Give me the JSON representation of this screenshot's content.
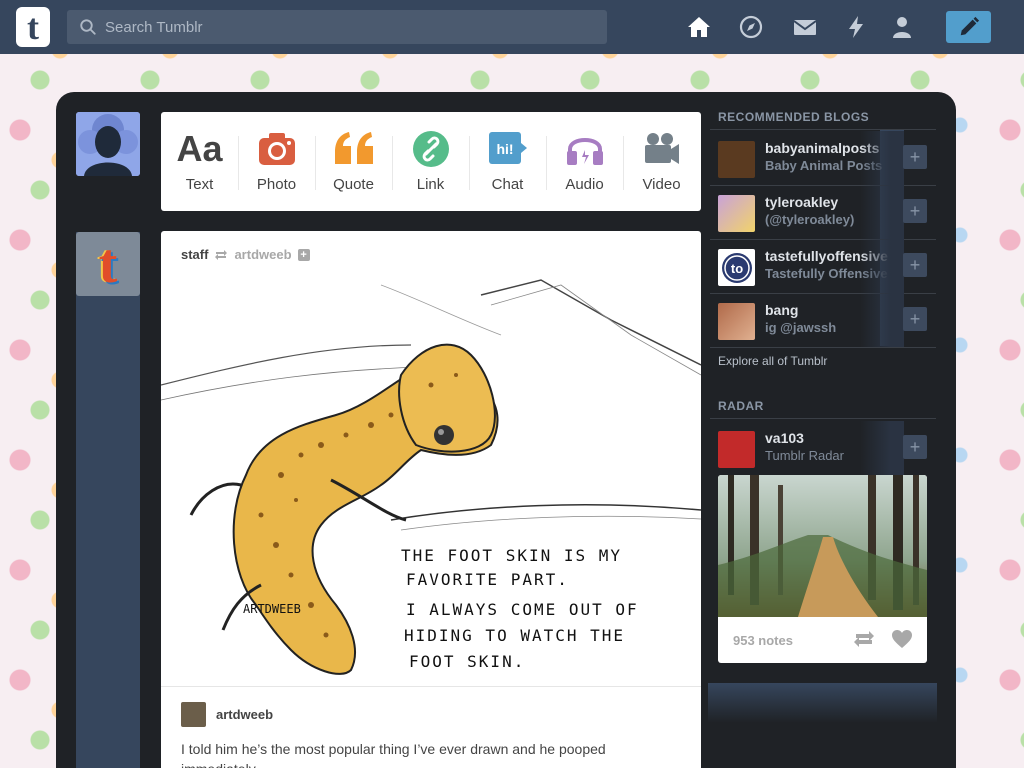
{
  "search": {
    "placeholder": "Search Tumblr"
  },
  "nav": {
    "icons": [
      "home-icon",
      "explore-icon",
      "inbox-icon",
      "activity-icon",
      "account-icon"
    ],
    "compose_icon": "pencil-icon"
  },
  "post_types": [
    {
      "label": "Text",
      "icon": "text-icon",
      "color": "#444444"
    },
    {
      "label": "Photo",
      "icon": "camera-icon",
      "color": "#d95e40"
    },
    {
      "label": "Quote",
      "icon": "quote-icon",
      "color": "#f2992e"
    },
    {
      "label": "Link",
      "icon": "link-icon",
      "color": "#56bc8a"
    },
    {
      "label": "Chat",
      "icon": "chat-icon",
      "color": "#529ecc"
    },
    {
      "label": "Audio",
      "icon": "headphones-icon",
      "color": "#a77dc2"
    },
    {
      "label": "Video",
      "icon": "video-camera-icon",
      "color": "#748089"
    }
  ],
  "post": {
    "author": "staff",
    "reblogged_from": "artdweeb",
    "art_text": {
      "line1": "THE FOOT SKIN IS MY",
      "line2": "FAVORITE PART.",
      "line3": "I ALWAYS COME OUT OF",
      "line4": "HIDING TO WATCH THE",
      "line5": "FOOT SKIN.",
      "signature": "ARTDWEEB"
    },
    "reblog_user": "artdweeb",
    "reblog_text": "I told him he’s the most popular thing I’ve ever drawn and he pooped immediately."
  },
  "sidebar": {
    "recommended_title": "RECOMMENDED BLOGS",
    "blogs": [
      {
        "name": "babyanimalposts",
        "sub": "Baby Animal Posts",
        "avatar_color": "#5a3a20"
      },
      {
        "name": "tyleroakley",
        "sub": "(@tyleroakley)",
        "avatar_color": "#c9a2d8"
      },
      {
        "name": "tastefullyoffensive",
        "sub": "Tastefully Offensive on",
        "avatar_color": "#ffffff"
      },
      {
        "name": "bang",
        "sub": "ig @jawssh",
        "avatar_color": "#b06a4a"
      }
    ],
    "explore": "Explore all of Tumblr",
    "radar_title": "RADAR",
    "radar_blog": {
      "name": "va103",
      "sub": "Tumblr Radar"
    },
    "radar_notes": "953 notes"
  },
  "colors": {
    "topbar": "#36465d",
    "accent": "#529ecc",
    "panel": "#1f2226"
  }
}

▶ [Your instructions]: Where does the word "label" appear in the listing? List each line that holds it.

▶ [The result]:
      "label": "Text",
      "label": "Photo",
      "label": "Quote",
      "label": "Link",
      "label": "Chat",
      "label": "Audio",
      "label": "Video",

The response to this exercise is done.